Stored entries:
--------------------

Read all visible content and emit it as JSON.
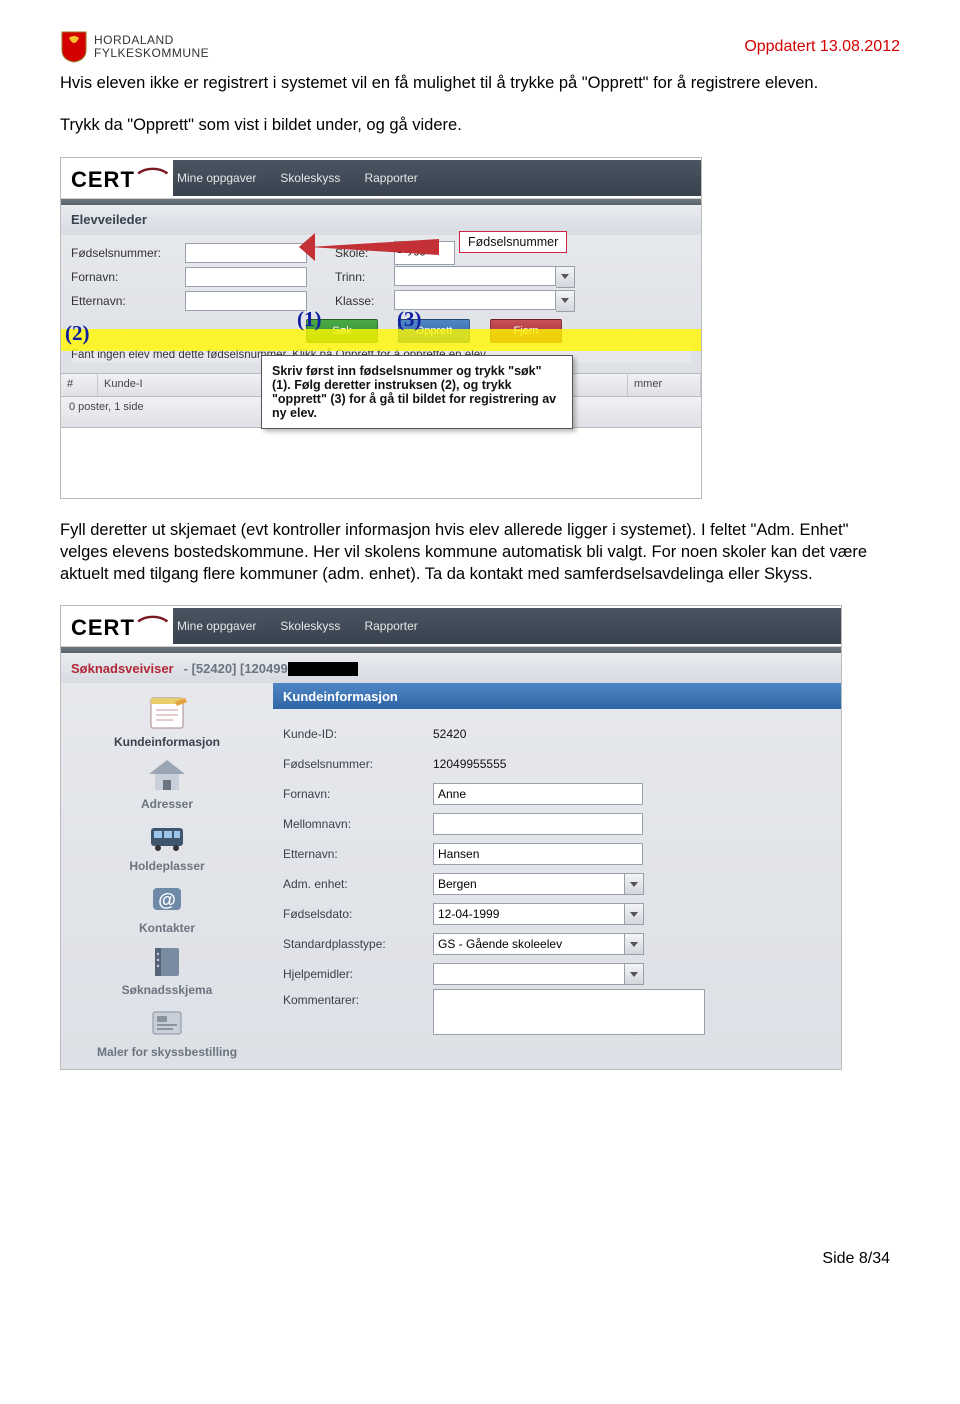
{
  "header": {
    "org_line1": "HORDALAND",
    "org_line2": "FYLKESKOMMUNE",
    "updated": "Oppdatert 13.08.2012"
  },
  "p1": "Hvis eleven ikke er registrert i systemet vil en få mulighet til å trykke på \"Opprett\" for å registrere eleven.",
  "p2": "Trykk da \"Opprett\" som vist i bildet under, og gå videre.",
  "p3": "Fyll deretter ut skjemaet (evt kontroller informasjon hvis elev allerede ligger i systemet). I feltet \"Adm. Enhet\" velges elevens bostedskommune. Her vil skolens kommune automatisk bli valgt. For noen skoler kan det være aktuelt med tilgang flere kommuner (adm. enhet). Ta da kontakt med samferdselsavdelinga eller Skyss.",
  "sc1": {
    "menu": [
      "Mine oppgaver",
      "Skoleskyss",
      "Rapporter"
    ],
    "page_title": "Elevveileder",
    "fodselsnummer": "Fødselsnummer:",
    "skole": "Skole:",
    "skole_val": "Bryggen",
    "fornavn": "Fornavn:",
    "trinn": "Trinn:",
    "etternavn": "Etternavn:",
    "klasse": "Klasse:",
    "btn_sok": "Søk",
    "btn_opprett": "Opprett",
    "btn_fjern": "Fjern",
    "msg": "Fant ingen elev med dette fødselsnummer. Klikk på Opprett for å opprette en elev.",
    "th_kunde": "Kunde-I",
    "th_mmer": "mmer",
    "pager": "0 poster, 1 side",
    "ann1": "(1)",
    "ann2": "(2)",
    "ann3": "(3)",
    "fodtip": "Fødselsnummer",
    "tip": "Skriv først inn fødselsnummer og trykk \"søk\" (1). Følg deretter instruksen (2), og trykk \"opprett\" (3) for å gå til bildet for registrering av ny elev."
  },
  "sc2": {
    "menu": [
      "Mine oppgaver",
      "Skoleskyss",
      "Rapporter"
    ],
    "crumb_main": "Søknadsveiviser",
    "crumb_rest": "- [52420] [120499",
    "side": {
      "kundeinfo": "Kundeinformasjon",
      "adresser": "Adresser",
      "holdeplasser": "Holdeplasser",
      "kontakter": "Kontakter",
      "soknadsskjema": "Søknadsskjema",
      "maler": "Maler for skyssbestilling"
    },
    "section": "Kundeinformasjon",
    "fields": {
      "kundeid_l": "Kunde-ID:",
      "kundeid_v": "52420",
      "fnr_l": "Fødselsnummer:",
      "fnr_v": "12049955555",
      "fornavn_l": "Fornavn:",
      "fornavn_v": "Anne",
      "mellomnavn_l": "Mellomnavn:",
      "mellomnavn_v": "",
      "etternavn_l": "Etternavn:",
      "etternavn_v": "Hansen",
      "adm_l": "Adm. enhet:",
      "adm_v": "Bergen",
      "fdato_l": "Fødselsdato:",
      "fdato_v": "12-04-1999",
      "stdplass_l": "Standardplasstype:",
      "stdplass_v": "GS - Gående skoleelev",
      "hjelp_l": "Hjelpemidler:",
      "hjelp_v": "",
      "komm_l": "Kommentarer:"
    }
  },
  "footer": "Side 8/34"
}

--------------------

Exercise aim: From the data above, work out how many lines hold "Kundeinformasjon". Answer with the number alone.

Final answer: 2